* **JOB**
Each entry must appear again exactly as it does in the source.

(Collected data entries)
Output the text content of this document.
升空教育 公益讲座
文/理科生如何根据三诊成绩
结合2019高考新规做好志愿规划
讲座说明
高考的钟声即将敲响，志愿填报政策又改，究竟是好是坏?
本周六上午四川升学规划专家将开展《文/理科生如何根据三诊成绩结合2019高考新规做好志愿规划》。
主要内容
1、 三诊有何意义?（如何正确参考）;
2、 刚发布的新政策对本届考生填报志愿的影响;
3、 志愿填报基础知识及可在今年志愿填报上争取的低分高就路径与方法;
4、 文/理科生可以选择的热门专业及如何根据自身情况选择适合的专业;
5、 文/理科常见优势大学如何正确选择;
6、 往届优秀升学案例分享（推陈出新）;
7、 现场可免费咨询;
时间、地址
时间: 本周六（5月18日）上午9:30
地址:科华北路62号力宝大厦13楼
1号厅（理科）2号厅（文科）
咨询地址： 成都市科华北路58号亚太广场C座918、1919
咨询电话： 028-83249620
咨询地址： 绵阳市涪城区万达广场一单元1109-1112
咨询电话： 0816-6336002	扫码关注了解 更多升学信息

* **FULL RESPONSE**
Output the text content of this document.
升空教育 公益讲座
文/理科生如何根据三诊成绩
结合2019高考新规做好志愿规划
讲座说明
高考的钟声即将敲响，志愿填报政策又改，究竟是好是坏?
本周六上午四川升学规划专家将开展《文/理科生如何根据三诊成绩结合2019高考新规做好志愿规划》。
主要内容
1、 三诊有何意义?（如何正确参考）;
2、 刚发布的新政策对本届考生填报志愿的影响;
3、 志愿填报基础知识及可在今年志愿填报上争取的低分高就路径与方法;
4、 文/理科生可以选择的热门专业及如何根据自身情况选择适合的专业;
5、 文/理科常见优势大学如何正确选择;
6、 往届优秀升学案例分享（推陈出新）;
7、 现场可免费咨询;
时间、地址
时间: 本周六（5月18日）上午9:30
地址:科华北路62号力宝大厦13楼
1号厅（理科）2号厅（文科）
咨询地址： 成都市科华北路58号亚太广场C座918、1919
咨询电话： 028-83249620
咨询地址： 绵阳市涪城区万达广场一单元1109-1112
咨询电话： 0816-6336002	扫码关注了解 更多升学信息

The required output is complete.